Stored entries:
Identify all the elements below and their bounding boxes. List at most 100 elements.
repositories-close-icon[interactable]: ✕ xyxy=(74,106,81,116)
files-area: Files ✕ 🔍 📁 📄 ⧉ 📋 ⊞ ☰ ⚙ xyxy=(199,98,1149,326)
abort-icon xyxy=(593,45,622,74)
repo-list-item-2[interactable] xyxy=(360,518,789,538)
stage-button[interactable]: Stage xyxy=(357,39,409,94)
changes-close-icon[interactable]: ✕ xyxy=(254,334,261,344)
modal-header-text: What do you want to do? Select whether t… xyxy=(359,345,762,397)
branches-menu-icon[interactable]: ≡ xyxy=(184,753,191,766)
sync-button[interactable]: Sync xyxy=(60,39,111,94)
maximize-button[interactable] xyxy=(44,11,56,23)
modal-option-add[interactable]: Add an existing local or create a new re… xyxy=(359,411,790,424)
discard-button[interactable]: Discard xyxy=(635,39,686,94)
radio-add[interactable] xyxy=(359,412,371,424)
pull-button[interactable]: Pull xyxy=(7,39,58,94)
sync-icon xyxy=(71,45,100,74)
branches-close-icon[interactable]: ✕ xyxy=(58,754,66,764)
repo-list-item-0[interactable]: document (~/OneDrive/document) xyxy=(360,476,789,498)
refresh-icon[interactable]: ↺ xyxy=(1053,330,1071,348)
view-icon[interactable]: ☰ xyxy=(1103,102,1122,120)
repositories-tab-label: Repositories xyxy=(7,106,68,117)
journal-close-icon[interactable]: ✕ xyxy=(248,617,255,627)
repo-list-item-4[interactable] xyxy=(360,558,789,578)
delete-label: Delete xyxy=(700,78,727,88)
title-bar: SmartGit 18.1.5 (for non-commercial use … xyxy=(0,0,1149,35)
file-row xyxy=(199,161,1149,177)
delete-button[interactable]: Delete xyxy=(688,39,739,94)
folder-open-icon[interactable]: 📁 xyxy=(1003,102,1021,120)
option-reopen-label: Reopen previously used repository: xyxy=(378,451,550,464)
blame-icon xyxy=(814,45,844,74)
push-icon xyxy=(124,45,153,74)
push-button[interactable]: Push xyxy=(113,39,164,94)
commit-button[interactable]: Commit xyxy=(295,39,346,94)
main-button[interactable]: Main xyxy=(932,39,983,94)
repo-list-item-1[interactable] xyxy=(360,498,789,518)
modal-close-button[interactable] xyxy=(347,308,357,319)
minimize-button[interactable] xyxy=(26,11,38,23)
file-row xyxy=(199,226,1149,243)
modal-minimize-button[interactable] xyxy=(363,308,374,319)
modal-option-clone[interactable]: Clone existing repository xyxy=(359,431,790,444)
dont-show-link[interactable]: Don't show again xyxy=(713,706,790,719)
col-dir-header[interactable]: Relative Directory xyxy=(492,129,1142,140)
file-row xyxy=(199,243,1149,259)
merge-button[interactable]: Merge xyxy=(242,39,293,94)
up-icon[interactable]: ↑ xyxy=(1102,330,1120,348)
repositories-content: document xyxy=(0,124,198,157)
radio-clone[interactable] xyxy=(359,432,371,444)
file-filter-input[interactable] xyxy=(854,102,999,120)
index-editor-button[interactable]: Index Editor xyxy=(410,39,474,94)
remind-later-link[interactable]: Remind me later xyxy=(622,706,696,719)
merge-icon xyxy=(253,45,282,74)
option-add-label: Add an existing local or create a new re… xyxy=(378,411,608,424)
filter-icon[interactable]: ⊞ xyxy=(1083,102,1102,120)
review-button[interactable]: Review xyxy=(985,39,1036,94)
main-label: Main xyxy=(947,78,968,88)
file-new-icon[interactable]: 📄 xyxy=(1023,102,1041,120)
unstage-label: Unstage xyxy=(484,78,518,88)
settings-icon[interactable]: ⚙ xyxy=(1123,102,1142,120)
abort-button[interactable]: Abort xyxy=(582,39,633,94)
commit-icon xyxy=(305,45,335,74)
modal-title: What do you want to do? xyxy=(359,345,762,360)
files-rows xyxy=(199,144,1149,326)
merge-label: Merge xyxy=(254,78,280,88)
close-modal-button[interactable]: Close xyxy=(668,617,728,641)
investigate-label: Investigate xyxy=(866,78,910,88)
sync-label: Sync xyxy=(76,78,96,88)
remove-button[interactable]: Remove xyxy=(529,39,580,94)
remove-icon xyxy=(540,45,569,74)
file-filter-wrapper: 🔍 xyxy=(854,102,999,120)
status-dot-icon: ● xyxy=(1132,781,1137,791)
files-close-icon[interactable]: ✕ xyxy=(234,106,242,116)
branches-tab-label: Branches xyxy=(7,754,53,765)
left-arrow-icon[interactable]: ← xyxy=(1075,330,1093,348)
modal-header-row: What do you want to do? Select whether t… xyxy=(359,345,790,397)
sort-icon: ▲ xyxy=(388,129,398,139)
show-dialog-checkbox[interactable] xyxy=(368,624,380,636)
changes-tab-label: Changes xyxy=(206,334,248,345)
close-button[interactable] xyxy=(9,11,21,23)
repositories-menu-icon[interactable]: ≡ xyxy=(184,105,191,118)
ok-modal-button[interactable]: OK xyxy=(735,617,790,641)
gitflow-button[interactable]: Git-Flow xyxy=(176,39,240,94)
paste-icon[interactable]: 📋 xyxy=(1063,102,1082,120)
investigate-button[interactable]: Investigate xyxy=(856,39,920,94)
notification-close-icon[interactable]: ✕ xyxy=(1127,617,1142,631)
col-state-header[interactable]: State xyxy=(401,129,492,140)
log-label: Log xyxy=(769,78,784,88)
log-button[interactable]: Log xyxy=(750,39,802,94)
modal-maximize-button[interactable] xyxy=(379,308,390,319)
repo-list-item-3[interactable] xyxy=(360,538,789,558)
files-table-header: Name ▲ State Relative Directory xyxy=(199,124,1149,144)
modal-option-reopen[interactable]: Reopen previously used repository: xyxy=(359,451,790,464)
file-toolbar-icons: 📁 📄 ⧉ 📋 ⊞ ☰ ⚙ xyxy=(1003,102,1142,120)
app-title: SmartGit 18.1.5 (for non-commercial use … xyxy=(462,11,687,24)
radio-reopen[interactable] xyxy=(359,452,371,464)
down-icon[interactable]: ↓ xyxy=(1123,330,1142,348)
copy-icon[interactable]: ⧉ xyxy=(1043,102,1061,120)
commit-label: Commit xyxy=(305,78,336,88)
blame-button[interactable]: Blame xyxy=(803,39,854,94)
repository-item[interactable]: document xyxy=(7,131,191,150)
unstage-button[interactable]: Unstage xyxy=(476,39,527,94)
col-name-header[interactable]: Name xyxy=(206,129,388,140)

EXERCISE BRIEF:
Please repeat the entries from the very first line through the line containing "modal-option-add[interactable]: Add an", with both ends included.

EXERCISE SOLUTION:
Identify all the elements below and their bounding boxes. List at most 100 elements.
repositories-close-icon[interactable]: ✕ xyxy=(74,106,81,116)
files-area: Files ✕ 🔍 📁 📄 ⧉ 📋 ⊞ ☰ ⚙ xyxy=(199,98,1149,326)
abort-icon xyxy=(593,45,622,74)
repo-list-item-2[interactable] xyxy=(360,518,789,538)
stage-button[interactable]: Stage xyxy=(357,39,409,94)
changes-close-icon[interactable]: ✕ xyxy=(254,334,261,344)
modal-header-text: What do you want to do? Select whether t… xyxy=(359,345,762,397)
branches-menu-icon[interactable]: ≡ xyxy=(184,753,191,766)
sync-button[interactable]: Sync xyxy=(60,39,111,94)
maximize-button[interactable] xyxy=(44,11,56,23)
modal-option-add[interactable]: Add an existing local or create a new re… xyxy=(359,411,790,424)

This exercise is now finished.